[THE INPUT]
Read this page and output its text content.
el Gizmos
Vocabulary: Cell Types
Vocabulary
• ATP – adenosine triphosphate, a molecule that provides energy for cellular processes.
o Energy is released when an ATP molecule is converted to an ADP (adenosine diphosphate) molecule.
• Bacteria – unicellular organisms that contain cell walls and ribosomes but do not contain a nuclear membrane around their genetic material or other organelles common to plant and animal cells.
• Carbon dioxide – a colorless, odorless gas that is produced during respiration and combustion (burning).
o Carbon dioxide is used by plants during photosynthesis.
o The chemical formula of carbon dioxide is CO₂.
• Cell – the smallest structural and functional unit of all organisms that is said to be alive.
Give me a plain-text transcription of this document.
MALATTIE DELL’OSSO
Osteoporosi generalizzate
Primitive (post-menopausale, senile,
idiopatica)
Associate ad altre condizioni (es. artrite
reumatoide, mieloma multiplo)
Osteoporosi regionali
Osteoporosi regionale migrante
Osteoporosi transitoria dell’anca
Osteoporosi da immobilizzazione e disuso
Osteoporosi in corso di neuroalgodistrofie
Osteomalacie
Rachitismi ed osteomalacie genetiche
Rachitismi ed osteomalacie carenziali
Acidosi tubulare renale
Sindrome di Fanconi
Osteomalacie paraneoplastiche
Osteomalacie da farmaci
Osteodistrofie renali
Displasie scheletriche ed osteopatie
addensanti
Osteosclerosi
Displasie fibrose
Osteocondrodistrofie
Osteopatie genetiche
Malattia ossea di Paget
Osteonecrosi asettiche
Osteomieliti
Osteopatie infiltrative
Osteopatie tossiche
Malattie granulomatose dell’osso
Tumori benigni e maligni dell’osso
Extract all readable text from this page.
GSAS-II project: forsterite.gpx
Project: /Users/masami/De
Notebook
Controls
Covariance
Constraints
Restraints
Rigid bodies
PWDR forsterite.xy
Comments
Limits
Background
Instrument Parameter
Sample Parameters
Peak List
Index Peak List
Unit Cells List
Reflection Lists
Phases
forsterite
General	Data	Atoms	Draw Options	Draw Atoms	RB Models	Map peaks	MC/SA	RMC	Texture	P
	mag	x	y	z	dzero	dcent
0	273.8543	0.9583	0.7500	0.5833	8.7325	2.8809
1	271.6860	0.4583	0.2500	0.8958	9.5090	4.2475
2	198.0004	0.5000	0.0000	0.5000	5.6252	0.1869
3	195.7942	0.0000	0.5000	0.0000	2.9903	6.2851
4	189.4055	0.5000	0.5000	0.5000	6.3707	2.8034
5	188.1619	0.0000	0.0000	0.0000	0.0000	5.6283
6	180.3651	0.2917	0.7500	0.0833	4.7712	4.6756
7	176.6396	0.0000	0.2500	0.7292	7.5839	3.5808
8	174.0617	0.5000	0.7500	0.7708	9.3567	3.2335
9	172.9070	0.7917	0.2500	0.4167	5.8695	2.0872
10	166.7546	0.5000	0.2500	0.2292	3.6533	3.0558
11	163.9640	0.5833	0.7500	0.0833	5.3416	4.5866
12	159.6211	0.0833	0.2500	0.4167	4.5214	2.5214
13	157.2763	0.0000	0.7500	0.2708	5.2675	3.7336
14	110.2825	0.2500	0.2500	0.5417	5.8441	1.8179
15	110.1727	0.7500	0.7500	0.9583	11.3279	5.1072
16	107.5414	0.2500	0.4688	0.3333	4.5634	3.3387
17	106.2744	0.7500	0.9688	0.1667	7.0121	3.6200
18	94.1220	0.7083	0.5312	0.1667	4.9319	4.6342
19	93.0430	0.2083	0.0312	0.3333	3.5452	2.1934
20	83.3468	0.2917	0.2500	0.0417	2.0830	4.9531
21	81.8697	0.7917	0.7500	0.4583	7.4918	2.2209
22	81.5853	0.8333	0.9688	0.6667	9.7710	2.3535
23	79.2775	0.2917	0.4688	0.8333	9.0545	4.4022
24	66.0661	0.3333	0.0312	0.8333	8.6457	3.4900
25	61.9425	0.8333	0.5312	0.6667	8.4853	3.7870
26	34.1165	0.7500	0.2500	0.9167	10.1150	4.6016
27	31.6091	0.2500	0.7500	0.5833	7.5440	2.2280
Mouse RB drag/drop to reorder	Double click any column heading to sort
[/THE INPUT]
[WORK ORDER]:
Write the material out again in its entirety, exactly as shown.

[COMPLETED TASK]:
Read this page and output its text content.
el Gizmos
Vocabulary: Cell Types
Vocabulary
• ATP – adenosine triphosphate, a molecule that provides energy for cellular processes.
o Energy is released when an ATP molecule is converted to an ADP (adenosine diphosphate) molecule.
• Bacteria – unicellular organisms that contain cell walls and ribosomes but do not contain a nuclear membrane around their genetic material or other organelles common to plant and animal cells.
• Carbon dioxide – a colorless, odorless gas that is produced during respiration and combustion (burning).
o Carbon dioxide is used by plants during photosynthesis.
o The chemical formula of carbon dioxide is CO₂.
• Cell – the smallest structural and functional unit of all organisms that is said to be alive.
Give me a plain-text transcription of this document.
MALATTIE DELL’OSSO
Osteoporosi generalizzate
Primitive (post-menopausale, senile,
idiopatica)
Associate ad altre condizioni (es. artrite
reumatoide, mieloma multiplo)
Osteoporosi regionali
Osteoporosi regionale migrante
Osteoporosi transitoria dell’anca
Osteoporosi da immobilizzazione e disuso
Osteoporosi in corso di neuroalgodistrofie
Osteomalacie
Rachitismi ed osteomalacie genetiche
Rachitismi ed osteomalacie carenziali
Acidosi tubulare renale
Sindrome di Fanconi
Osteomalacie paraneoplastiche
Osteomalacie da farmaci
Osteodistrofie renali
Displasie scheletriche ed osteopatie
addensanti
Osteosclerosi
Displasie fibrose
Osteocondrodistrofie
Osteopatie genetiche
Malattia ossea di Paget
Osteonecrosi asettiche
Osteomieliti
Osteopatie infiltrative
Osteopatie tossiche
Malattie granulomatose dell’osso
Tumori benigni e maligni dell’osso
Extract all readable text from this page.
GSAS-II project: forsterite.gpx
Project: /Users/masami/De
Notebook
Controls
Covariance
Constraints
Restraints
Rigid bodies
PWDR forsterite.xy
Comments
Limits
Background
Instrument Parameter
Sample Parameters
Peak List
Index Peak List
Unit Cells List
Reflection Lists
Phases
forsterite
General	Data	Atoms	Draw Options	Draw Atoms	RB Models	Map peaks	MC/SA	RMC	Texture	P
	mag	x	y	z	dzero	dcent
0	273.8543	0.9583	0.7500	0.5833	8.7325	2.8809
1	271.6860	0.4583	0.2500	0.8958	9.5090	4.2475
2	198.0004	0.5000	0.0000	0.5000	5.6252	0.1869
3	195.7942	0.0000	0.5000	0.0000	2.9903	6.2851
4	189.4055	0.5000	0.5000	0.5000	6.3707	2.8034
5	188.1619	0.0000	0.0000	0.0000	0.0000	5.6283
6	180.3651	0.2917	0.7500	0.0833	4.7712	4.6756
7	176.6396	0.0000	0.2500	0.7292	7.5839	3.5808
8	174.0617	0.5000	0.7500	0.7708	9.3567	3.2335
9	172.9070	0.7917	0.2500	0.4167	5.8695	2.0872
10	166.7546	0.5000	0.2500	0.2292	3.6533	3.0558
11	163.9640	0.5833	0.7500	0.0833	5.3416	4.5866
12	159.6211	0.0833	0.2500	0.4167	4.5214	2.5214
13	157.2763	0.0000	0.7500	0.2708	5.2675	3.7336
14	110.2825	0.2500	0.2500	0.5417	5.8441	1.8179
15	110.1727	0.7500	0.7500	0.9583	11.3279	5.1072
16	107.5414	0.2500	0.4688	0.3333	4.5634	3.3387
17	106.2744	0.7500	0.9688	0.1667	7.0121	3.6200
18	94.1220	0.7083	0.5312	0.1667	4.9319	4.6342
19	93.0430	0.2083	0.0312	0.3333	3.5452	2.1934
20	83.3468	0.2917	0.2500	0.0417	2.0830	4.9531
21	81.8697	0.7917	0.7500	0.4583	7.4918	2.2209
22	81.5853	0.8333	0.9688	0.6667	9.7710	2.3535
23	79.2775	0.2917	0.4688	0.8333	9.0545	4.4022
24	66.0661	0.3333	0.0312	0.8333	8.6457	3.4900
25	61.9425	0.8333	0.5312	0.6667	8.4853	3.7870
26	34.1165	0.7500	0.2500	0.9167	10.1150	4.6016
27	31.6091	0.2500	0.7500	0.5833	7.5440	2.2280
Mouse RB drag/drop to reorder	Double click any column heading to sort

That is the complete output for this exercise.